[Collected data]

## BEGIN

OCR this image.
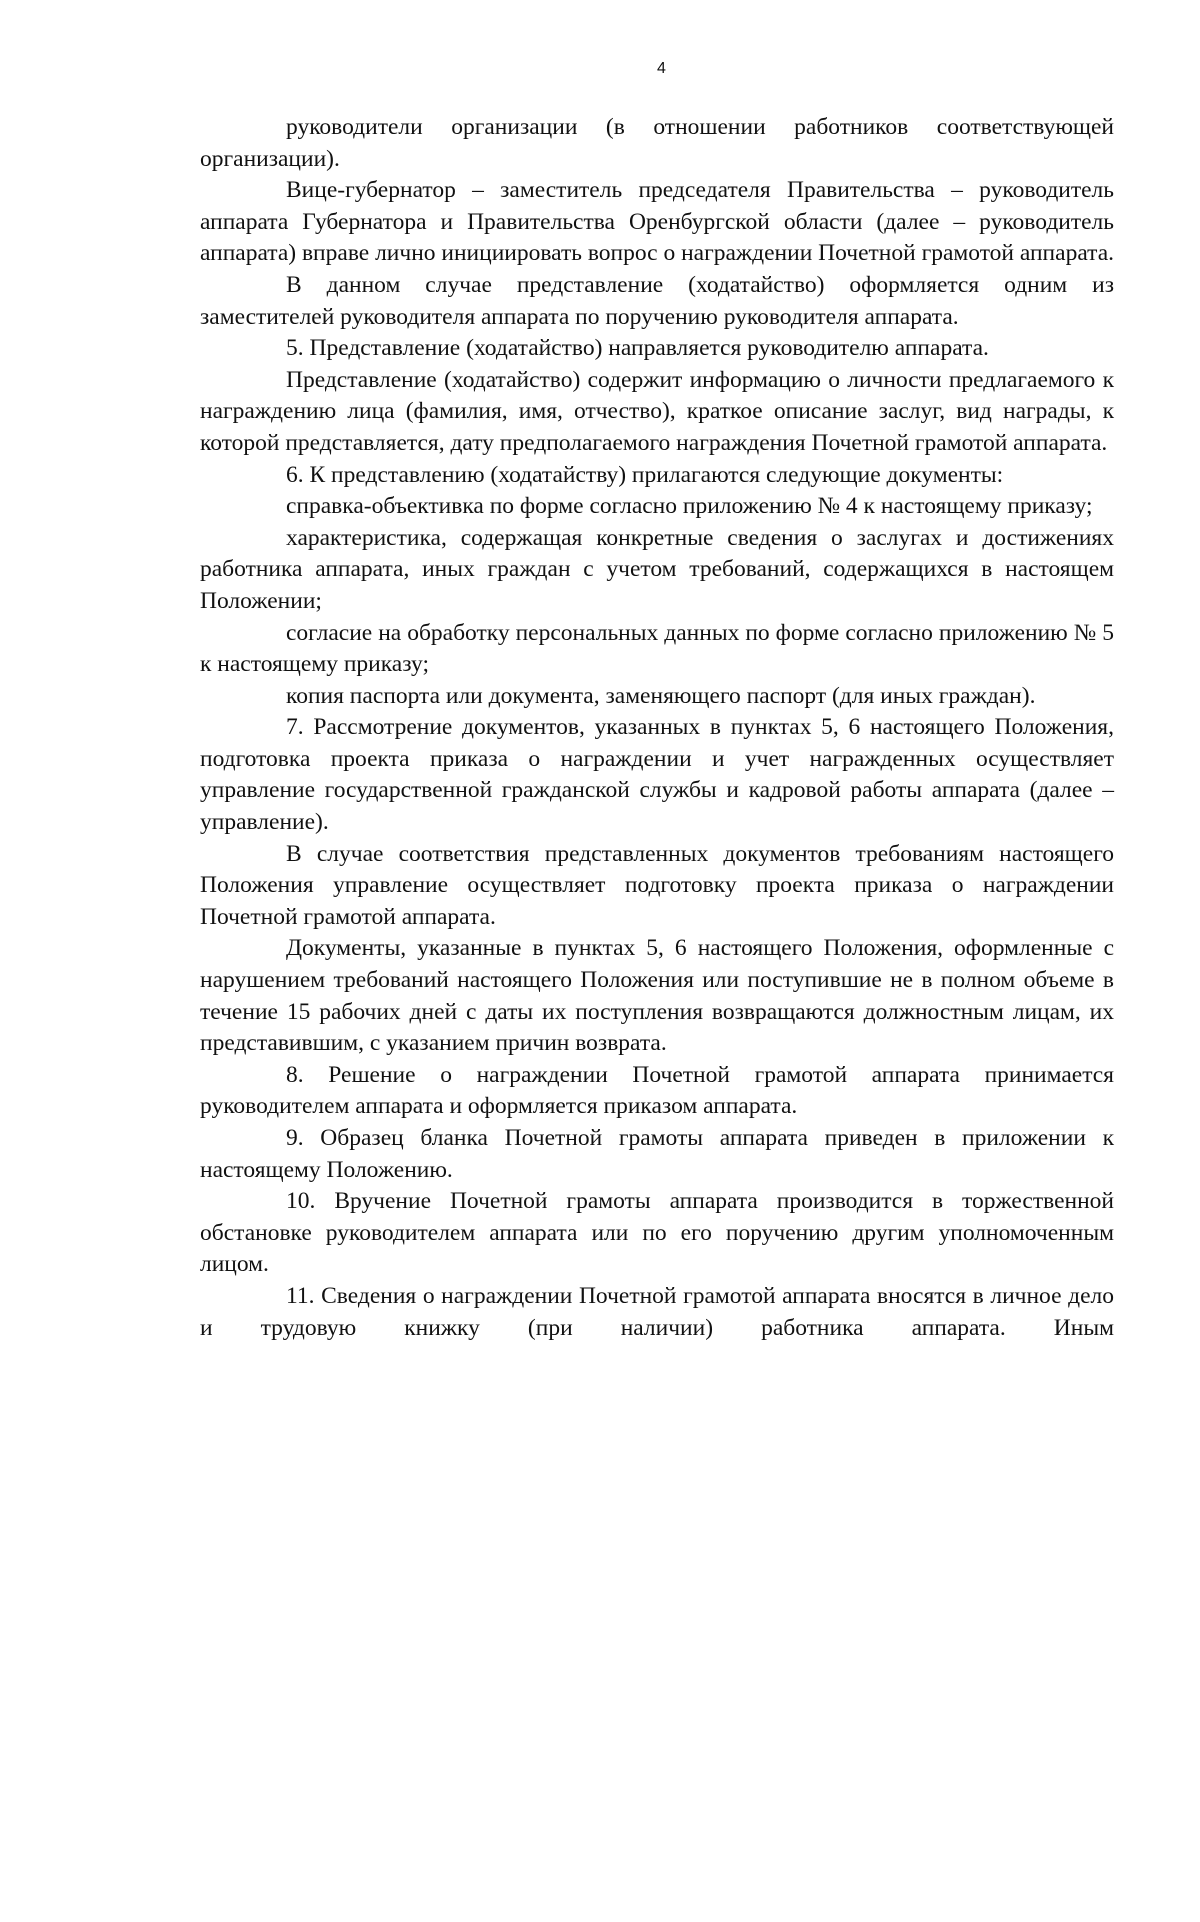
4

руководители организации (в отношении работников соответствующей организации).

Вице-губернатор – заместитель председателя Правительства – руководитель аппарата Губернатора и Правительства Оренбургской области (далее – руководитель аппарата) вправе лично инициировать вопрос о награждении Почетной грамотой аппарата.

В данном случае представление (ходатайство) оформляется одним из заместителей руководителя аппарата по поручению руководителя аппарата.

5. Представление (ходатайство) направляется руководителю аппарата.

Представление (ходатайство) содержит информацию о личности предлагаемого к награждению лица (фамилия, имя, отчество), краткое описание заслуг, вид награды, к которой представляется, дату предполагаемого награждения Почетной грамотой аппарата.

6. К представлению (ходатайству) прилагаются следующие документы:

справка-объективка по форме согласно приложению № 4 к настоящему приказу;

характеристика, содержащая конкретные сведения о заслугах и достижениях работника аппарата, иных граждан с учетом требований, содержащихся в настоящем Положении;

согласие на обработку персональных данных по форме согласно приложению № 5 к настоящему приказу;

копия паспорта или документа, заменяющего паспорт (для иных граждан).

7. Рассмотрение документов, указанных в пунктах 5, 6 настоящего Положения, подготовка проекта приказа о награждении и учет награжденных осуществляет управление государственной гражданской службы и кадровой работы аппарата (далее – управление).

В случае соответствия представленных документов требованиям настоящего Положения управление осуществляет подготовку проекта приказа о награждении Почетной грамотой аппарата.

Документы, указанные в пунктах 5, 6 настоящего Положения, оформленные с нарушением требований настоящего Положения или поступившие не в полном объеме в течение 15 рабочих дней с даты их поступления возвращаются должностным лицам, их представившим, с указанием причин возврата.

8. Решение о награждении Почетной грамотой аппарата принимается руководителем аппарата и оформляется приказом аппарата.

9. Образец бланка Почетной грамоты аппарата приведен в приложении к настоящему Положению.

10. Вручение Почетной грамоты аппарата производится в торжественной обстановке руководителем аппарата или по его поручению другим уполномоченным лицом.

11. Сведения о награждении Почетной грамотой аппарата вносятся в личное дело и трудовую книжку (при наличии) работника аппарата. Иным
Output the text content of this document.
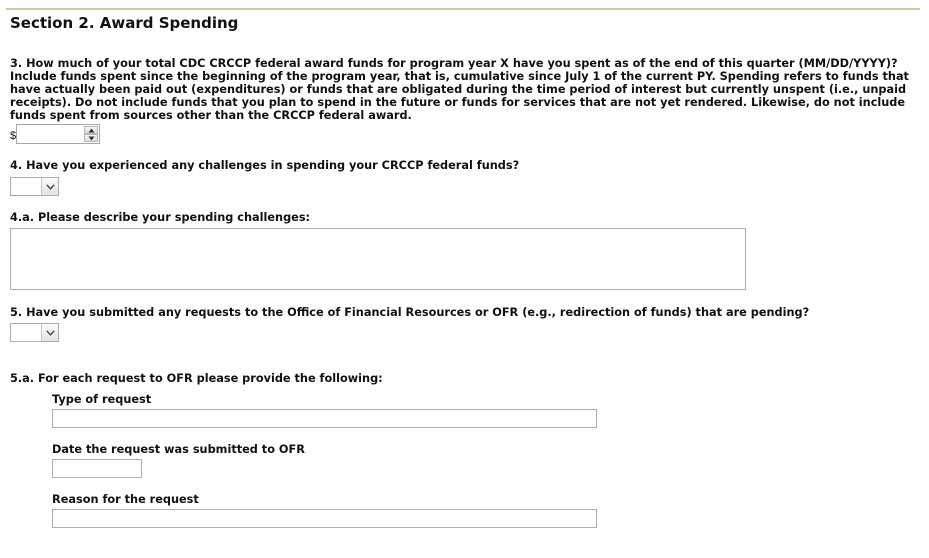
Section 2. Award Spending
3. How much of your total CDC CRCCP federal award funds for program year X have you spent as of the end of this quarter (MM/DD/YYYY)? Include funds spent since the beginning of the program year, that is, cumulative since July 1 of the current PY. Spending refers to funds that have actually been paid out (expenditures) or funds that are obligated during the time period of interest but currently unspent (i.e., unpaid receipts). Do not include funds that you plan to spend in the future or funds for services that are not yet rendered. Likewise, do not include funds spent from sources other than the CRCCP federal award.
$
4. Have you experienced any challenges in spending your CRCCP federal funds?
4.a. Please describe your spending challenges:
5. Have you submitted any requests to the Office of Financial Resources or OFR (e.g., redirection of funds) that are pending?
5.a. For each request to OFR please provide the following:
Type of request
Date the request was submitted to OFR
Reason for the request
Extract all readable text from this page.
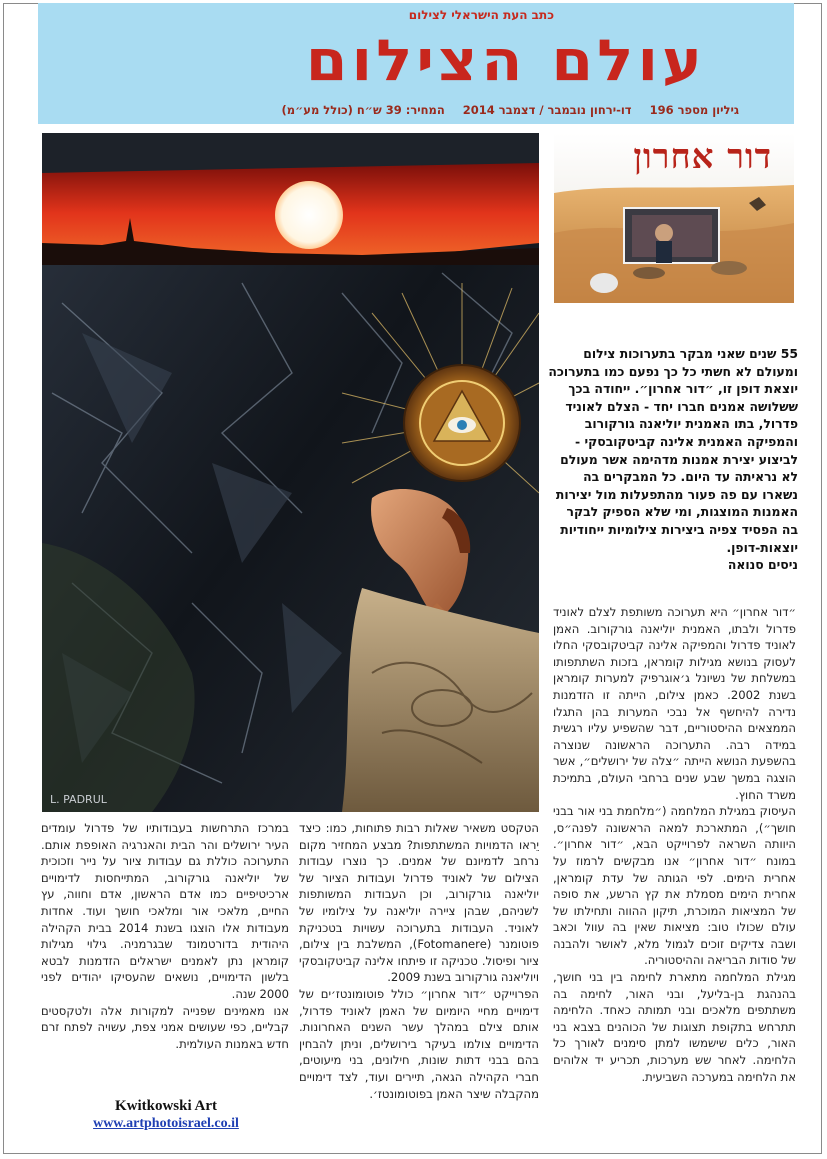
כתב העת הישראלי לצילום
עולם הצילום
גיליון מספר 196 דו-ירחון נובמבר / דצמבר 2014 המחיר: 39 ש״ח (כולל מע״מ)
L. PADRUL
דור אחרון
55 שנים שאני מבקר בתערוכות צילום ומעולם לא חשתי כל כך נפעם כמו בתערוכה יוצאת דופן זו, ״דור אחרון״. ייחודה בכך ששלושה אמנים חברו יחד - הצלם לאוניד פדרול, בתו האמנית יוליאנה גורקורוב והמפיקה האמנית אלינה קביטקובסקי - לביצוע יצירת אמנות מדהימה אשר מעולם לא נראיתה עד היום. כל המבקרים בה נשארו עם פה פעור מהתפעלות מול יצירות האמנות המוצגות, ומי שלא הספיק לבקר בה הפסיד צפיה ביצירות צילומיות ייחודיות יוצאות-דופן.
ניסים סנואה

״דור אחרון״ היא תערוכה משותפת לצלם לאוניד פדרול ולבתו, האמנית יוליאנה גורקורוב. האמן לאוניד פדרול והמפיקה אלינה קביטקובסקי החלו לעסוק בנושא מגילות קומראן, בזכות השתתפותו במשלחת של נשיונל ג׳אוגרפיק למערות קומראן בשנת 2002. כאמן צילום, הייתה זו הזדמנות נדירה להיחשף אל נבכי המערות בהן התגלו הממצאים ההיסטוריים, דבר שהשפיע עליו רגשית במידה רבה. התערוכה הראשונה שנוצרה בהשפעת הנושא הייתה ״צלה של ירושלים״, אשר הוצגה במשך שבע שנים ברחבי העולם, בתמיכת משרד החוץ.

העיסוק במגילת המלחמה (״מלחמת בני אור בבני חושך״), המתארכת למאה הראשונה לפנה״ס, היוותה השראה לפרוייקט הבא, ״דור אחרון״. במונח ״דור אחרון״ אנו מבקשים לרמוז על אחרית הימים. לפי הגותה של עדת קומראן, אחרית הימים מסמלת את קץ הרשע, את סופה של המציאות המוכרת, תיקון ההווה ותחילתו של עולם שכולו טוב: מציאות שאין בה עוול וכאב ושבה צדיקים זוכים לגמול מלא, לאושר ולהבנה של סודות הבריאה וההיסטוריה.

מגילת המלחמה מתארת לחימה בין בני חושך, בהנהגת בן-בליעל, ובני האור, לחימה בה משתתפים מלאכים ובני תמותה כאחד. הלחימה תתרחש בתקופת תצוגות של הכוהנים בצבא בני האור, כלים שישמשו למתן סימנים לאורך כל הלחימה. לאחר שש מערכות, תכריע יד אלוהים את הלחימה במערכה השביעית.

הטקסט משאיר שאלות רבות פתוחות, כמו: כיצד יֵראו הדמויות המשתתפות? מבצע המחזיר מקום נרחב לדמיונם של אמנים. כך נוצרו עבודות הצילום של לאוניד פדרול ועבודות הציור של יוליאנה גורקורוב, וכן העבודות המשותפות לשניהם, שבהן ציירה יוליאנה על צילומיו של לאוניד. העבודות בתערוכה עשויות בטכניקת פוטומנר (Fotomanere), המשלבת בין צילום, ציור ופיסול. טכניקה זו פיתחו אלינה קביטקובסקי ויוליאנה גורקורוב בשנת 2009.

הפרוייקט ״דור אחרון״ כולל פוטומונטז׳ים של דימויים מחיי היומיום של האמן לאוניד פדרול, אותם צילם במהלך עשר השנים האחרונות. הדימויים צולמו בעיקר בירושלים, וניתן להבחין בהם בבני דתות שונות, חילונים, בני מיעוטים, חברי הקהילה הגאה, תיירים ועוד, לצד דימויים מהקבלה שיצר האמן בפוטומונטז׳.

במרכז התרחשות בעבודותיו של פדרול עומדים העיר ירושלים והר הבית והאנרגיה האופפת אותם. התערוכה כוללת גם עבודות ציור על נייר וזכוכית של יוליאנה גורקורוב, המתייחסות לדימויים ארכיטיפיים כמו אדם הראשון, אדם וחווה, עץ החיים, מלאכי אור ומלאכי חושך ועוד. אחדות מעבודות אלו הוצגו בשנת 2014 בבית הקהילה היהודית בדורטמונד שבגרמניה. גילוי מגילות קומראן נתן לאמנים ישראלים הזדמנות לבטא בלשון הדימויים, נושאים שהעסיקו יהודים לפני 2000 שנה.

אנו מאמינים שפנייה למקורות אלה ולטקסטים קבליים, כפי שעושים אמני צפת, עשויה לפתח זרם חדש באמנות העולמית.

Kwitkowski Art
www.artphotoisrael.co.il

## END

Quote the records above in full, dropping each picture.

[Result]
OCR this image.
4

руководители организации (в отношении работников соответствующей организации).

Вице-губернатор – заместитель председателя Правительства – руководитель аппарата Губернатора и Правительства Оренбургской области (далее – руководитель аппарата) вправе лично инициировать вопрос о награждении Почетной грамотой аппарата.

В данном случае представление (ходатайство) оформляется одним из заместителей руководителя аппарата по поручению руководителя аппарата.

5. Представление (ходатайство) направляется руководителю аппарата.

Представление (ходатайство) содержит информацию о личности предлагаемого к награждению лица (фамилия, имя, отчество), краткое описание заслуг, вид награды, к которой представляется, дату предполагаемого награждения Почетной грамотой аппарата.

6. К представлению (ходатайству) прилагаются следующие документы:

справка-объективка по форме согласно приложению № 4 к настоящему приказу;

характеристика, содержащая конкретные сведения о заслугах и достижениях работника аппарата, иных граждан с учетом требований, содержащихся в настоящем Положении;

согласие на обработку персональных данных по форме согласно приложению № 5 к настоящему приказу;

копия паспорта или документа, заменяющего паспорт (для иных граждан).

7. Рассмотрение документов, указанных в пунктах 5, 6 настоящего Положения, подготовка проекта приказа о награждении и учет награжденных осуществляет управление государственной гражданской службы и кадровой работы аппарата (далее – управление).

В случае соответствия представленных документов требованиям настоящего Положения управление осуществляет подготовку проекта приказа о награждении Почетной грамотой аппарата.

Документы, указанные в пунктах 5, 6 настоящего Положения, оформленные с нарушением требований настоящего Положения или поступившие не в полном объеме в течение 15 рабочих дней с даты их поступления возвращаются должностным лицам, их представившим, с указанием причин возврата.

8. Решение о награждении Почетной грамотой аппарата принимается руководителем аппарата и оформляется приказом аппарата.

9. Образец бланка Почетной грамоты аппарата приведен в приложении к настоящему Положению.

10. Вручение Почетной грамоты аппарата производится в торжественной обстановке руководителем аппарата или по его поручению другим уполномоченным лицом.

11. Сведения о награждении Почетной грамотой аппарата вносятся в личное дело и трудовую книжку (при наличии) работника аппарата. Иным
Output the text content of this document.
Section 2. Award Spending
3. How much of your total CDC CRCCP federal award funds for program year X have you spent as of the end of this quarter (MM/DD/YYYY)? Include funds spent since the beginning of the program year, that is, cumulative since July 1 of the current PY. Spending refers to funds that have actually been paid out (expenditures) or funds that are obligated during the time period of interest but currently unspent (i.e., unpaid receipts). Do not include funds that you plan to spend in the future or funds for services that are not yet rendered. Likewise, do not include funds spent from sources other than the CRCCP federal award.
$
4. Have you experienced any challenges in spending your CRCCP federal funds?
4.a. Please describe your spending challenges:
5. Have you submitted any requests to the Office of Financial Resources or OFR (e.g., redirection of funds) that are pending?
5.a. For each request to OFR please provide the following:
Type of request
Date the request was submitted to OFR
Reason for the request
Extract all readable text from this page.
כתב העת הישראלי לצילום
עולם הצילום
גיליון מספר 196 דו-ירחון נובמבר / דצמבר 2014 המחיר: 39 ש״ח (כולל מע״מ)
L. PADRUL
דור אחרון
55 שנים שאני מבקר בתערוכות צילום ומעולם לא חשתי כל כך נפעם כמו בתערוכה יוצאת דופן זו, ״דור אחרון״. ייחודה בכך ששלושה אמנים חברו יחד - הצלם לאוניד פדרול, בתו האמנית יוליאנה גורקורוב והמפיקה האמנית אלינה קביטקובסקי - לביצוע יצירת אמנות מדהימה אשר מעולם לא נראיתה עד היום. כל המבקרים בה נשארו עם פה פעור מהתפעלות מול יצירות האמנות המוצגות, ומי שלא הספיק לבקר בה הפסיד צפיה ביצירות צילומיות ייחודיות יוצאות-דופן.
ניסים סנואה

״דור אחרון״ היא תערוכה משותפת לצלם לאוניד פדרול ולבתו, האמנית יוליאנה גורקורוב. האמן לאוניד פדרול והמפיקה אלינה קביטקובסקי החלו לעסוק בנושא מגילות קומראן, בזכות השתתפותו במשלחת של נשיונל ג׳אוגרפיק למערות קומראן בשנת 2002. כאמן צילום, הייתה זו הזדמנות נדירה להיחשף אל נבכי המערות בהן התגלו הממצאים ההיסטוריים, דבר שהשפיע עליו רגשית במידה רבה. התערוכה הראשונה שנוצרה בהשפעת הנושא הייתה ״צלה של ירושלים״, אשר הוצגה במשך שבע שנים ברחבי העולם, בתמיכת משרד החוץ.

העיסוק במגילת המלחמה (״מלחמת בני אור בבני חושך״), המתארכת למאה הראשונה לפנה״ס, היוותה השראה לפרוייקט הבא, ״דור אחרון״. במונח ״דור אחרון״ אנו מבקשים לרמוז על אחרית הימים. לפי הגותה של עדת קומראן, אחרית הימים מסמלת את קץ הרשע, את סופה של המציאות המוכרת, תיקון ההווה ותחילתו של עולם שכולו טוב: מציאות שאין בה עוול וכאב ושבה צדיקים זוכים לגמול מלא, לאושר ולהבנה של סודות הבריאה וההיסטוריה.

מגילת המלחמה מתארת לחימה בין בני חושך, בהנהגת בן-בליעל, ובני האור, לחימה בה משתתפים מלאכים ובני תמותה כאחד. הלחימה תתרחש בתקופת תצוגות של הכוהנים בצבא בני האור, כלים שישמשו למתן סימנים לאורך כל הלחימה. לאחר שש מערכות, תכריע יד אלוהים את הלחימה במערכה השביעית.

הטקסט משאיר שאלות רבות פתוחות, כמו: כיצד יֵראו הדמויות המשתתפות? מבצע המחזיר מקום נרחב לדמיונם של אמנים. כך נוצרו עבודות הצילום של לאוניד פדרול ועבודות הציור של יוליאנה גורקורוב, וכן העבודות המשותפות לשניהם, שבהן ציירה יוליאנה על צילומיו של לאוניד. העבודות בתערוכה עשויות בטכניקת פוטומנר (Fotomanere), המשלבת בין צילום, ציור ופיסול. טכניקה זו פיתחו אלינה קביטקובסקי ויוליאנה גורקורוב בשנת 2009.

הפרוייקט ״דור אחרון״ כולל פוטומונטז׳ים של דימויים מחיי היומיום של האמן לאוניד פדרול, אותם צילם במהלך עשר השנים האחרונות. הדימויים צולמו בעיקר בירושלים, וניתן להבחין בהם בבני דתות שונות, חילונים, בני מיעוטים, חברי הקהילה הגאה, תיירים ועוד, לצד דימויים מהקבלה שיצר האמן בפוטומונטז׳.

במרכז התרחשות בעבודותיו של פדרול עומדים העיר ירושלים והר הבית והאנרגיה האופפת אותם. התערוכה כוללת גם עבודות ציור על נייר וזכוכית של יוליאנה גורקורוב, המתייחסות לדימויים ארכיטיפיים כמו אדם הראשון, אדם וחווה, עץ החיים, מלאכי אור ומלאכי חושך ועוד. אחדות מעבודות אלו הוצגו בשנת 2014 בבית הקהילה היהודית בדורטמונד שבגרמניה. גילוי מגילות קומראן נתן לאמנים ישראלים הזדמנות לבטא בלשון הדימויים, נושאים שהעסיקו יהודים לפני 2000 שנה.

אנו מאמינים שפנייה למקורות אלה ולטקסטים קבליים, כפי שעושים אמני צפת, עשויה לפתח זרם חדש באמנות העולמית.

Kwitkowski Art
www.artphotoisrael.co.il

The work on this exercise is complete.